Aim:
Gather every line holding the string "达不到碳中和的目的".

Records for processing:
++++++++++++++++++++

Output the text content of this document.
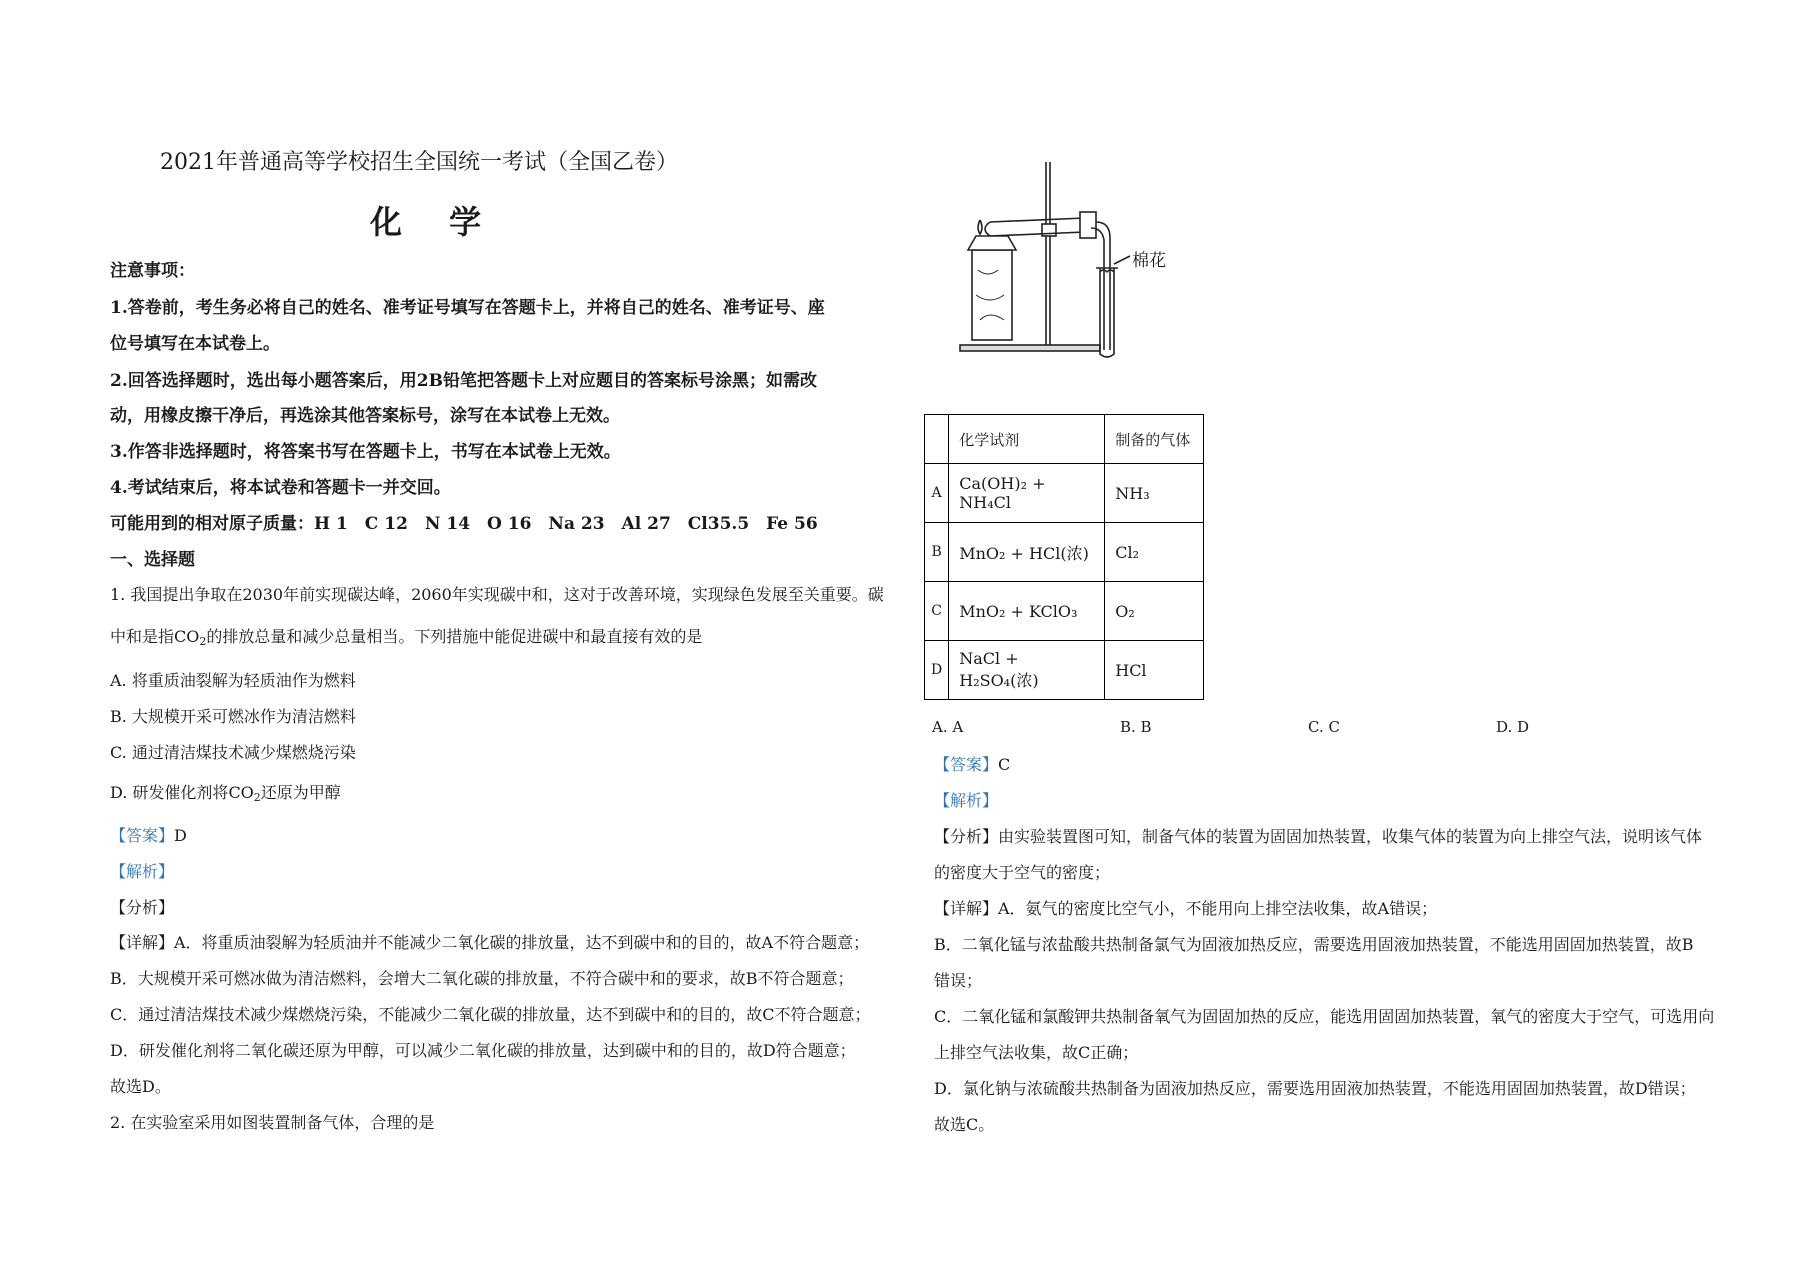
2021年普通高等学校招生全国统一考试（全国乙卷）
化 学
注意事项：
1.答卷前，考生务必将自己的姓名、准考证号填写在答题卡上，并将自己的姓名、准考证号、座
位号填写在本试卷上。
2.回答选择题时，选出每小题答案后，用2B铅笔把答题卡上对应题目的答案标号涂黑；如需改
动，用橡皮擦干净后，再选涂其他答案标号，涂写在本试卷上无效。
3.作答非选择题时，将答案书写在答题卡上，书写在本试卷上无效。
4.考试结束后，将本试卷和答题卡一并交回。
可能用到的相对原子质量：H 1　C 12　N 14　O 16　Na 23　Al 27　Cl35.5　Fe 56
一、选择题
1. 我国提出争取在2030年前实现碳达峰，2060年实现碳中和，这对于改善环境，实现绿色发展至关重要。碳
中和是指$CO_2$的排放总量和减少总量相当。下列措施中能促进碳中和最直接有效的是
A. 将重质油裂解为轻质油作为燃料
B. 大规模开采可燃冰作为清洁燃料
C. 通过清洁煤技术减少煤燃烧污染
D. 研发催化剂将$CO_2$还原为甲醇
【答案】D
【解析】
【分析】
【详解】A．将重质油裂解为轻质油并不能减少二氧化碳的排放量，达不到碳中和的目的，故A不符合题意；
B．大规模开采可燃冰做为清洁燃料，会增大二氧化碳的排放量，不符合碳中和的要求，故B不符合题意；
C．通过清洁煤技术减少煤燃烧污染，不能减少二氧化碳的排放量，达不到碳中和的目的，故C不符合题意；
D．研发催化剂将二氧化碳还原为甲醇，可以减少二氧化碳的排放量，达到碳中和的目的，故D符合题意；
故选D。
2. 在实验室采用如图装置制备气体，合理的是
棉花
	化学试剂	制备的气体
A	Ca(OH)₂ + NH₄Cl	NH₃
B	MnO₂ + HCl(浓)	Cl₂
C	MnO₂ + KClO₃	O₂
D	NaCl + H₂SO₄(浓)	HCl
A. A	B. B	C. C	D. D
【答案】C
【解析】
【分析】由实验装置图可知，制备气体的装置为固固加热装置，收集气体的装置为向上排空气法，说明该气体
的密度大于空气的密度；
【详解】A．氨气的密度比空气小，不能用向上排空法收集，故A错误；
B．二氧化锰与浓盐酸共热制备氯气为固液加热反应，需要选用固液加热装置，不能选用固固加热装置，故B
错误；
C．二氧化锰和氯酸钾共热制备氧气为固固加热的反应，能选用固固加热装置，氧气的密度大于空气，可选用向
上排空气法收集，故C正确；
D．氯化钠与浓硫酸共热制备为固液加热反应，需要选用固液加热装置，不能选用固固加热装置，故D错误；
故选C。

++++++++++++++++++++

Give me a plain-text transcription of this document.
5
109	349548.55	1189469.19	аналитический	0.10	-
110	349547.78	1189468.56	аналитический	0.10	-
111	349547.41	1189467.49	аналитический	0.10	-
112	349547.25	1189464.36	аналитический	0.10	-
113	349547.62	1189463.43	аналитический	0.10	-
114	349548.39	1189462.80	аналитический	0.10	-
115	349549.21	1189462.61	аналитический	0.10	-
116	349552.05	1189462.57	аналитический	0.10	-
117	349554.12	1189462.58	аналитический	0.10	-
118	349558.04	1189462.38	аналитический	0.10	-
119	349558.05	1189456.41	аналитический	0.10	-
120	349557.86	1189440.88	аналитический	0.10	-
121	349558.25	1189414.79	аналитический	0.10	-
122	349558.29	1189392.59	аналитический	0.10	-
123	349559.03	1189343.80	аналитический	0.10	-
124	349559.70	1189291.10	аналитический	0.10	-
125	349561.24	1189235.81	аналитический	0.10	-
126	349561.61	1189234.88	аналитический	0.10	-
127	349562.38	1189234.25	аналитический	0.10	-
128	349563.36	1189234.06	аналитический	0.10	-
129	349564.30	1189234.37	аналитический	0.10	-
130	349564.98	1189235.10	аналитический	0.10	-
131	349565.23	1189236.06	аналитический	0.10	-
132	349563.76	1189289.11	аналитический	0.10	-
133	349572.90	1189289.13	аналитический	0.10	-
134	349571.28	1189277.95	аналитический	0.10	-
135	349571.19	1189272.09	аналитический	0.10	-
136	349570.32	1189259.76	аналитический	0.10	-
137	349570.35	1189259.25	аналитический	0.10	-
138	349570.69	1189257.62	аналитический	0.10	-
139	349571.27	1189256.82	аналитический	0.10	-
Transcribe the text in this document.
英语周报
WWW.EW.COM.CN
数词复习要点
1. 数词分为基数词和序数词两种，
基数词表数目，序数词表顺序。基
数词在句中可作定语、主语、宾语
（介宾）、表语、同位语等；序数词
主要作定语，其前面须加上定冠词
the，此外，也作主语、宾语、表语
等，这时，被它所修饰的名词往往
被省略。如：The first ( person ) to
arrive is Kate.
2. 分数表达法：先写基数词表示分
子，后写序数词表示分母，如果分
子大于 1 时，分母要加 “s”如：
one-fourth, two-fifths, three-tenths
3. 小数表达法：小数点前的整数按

++++++++++++++++++++

Result of this exercise:
【详解】A．将重质油裂解为轻质油并不能减少二氧化碳的排放量，达不到碳中和的目的，故A不符合题意；
C．通过清洁煤技术减少煤燃烧污染，不能减少二氧化碳的排放量，达不到碳中和的目的，故C不符合题意；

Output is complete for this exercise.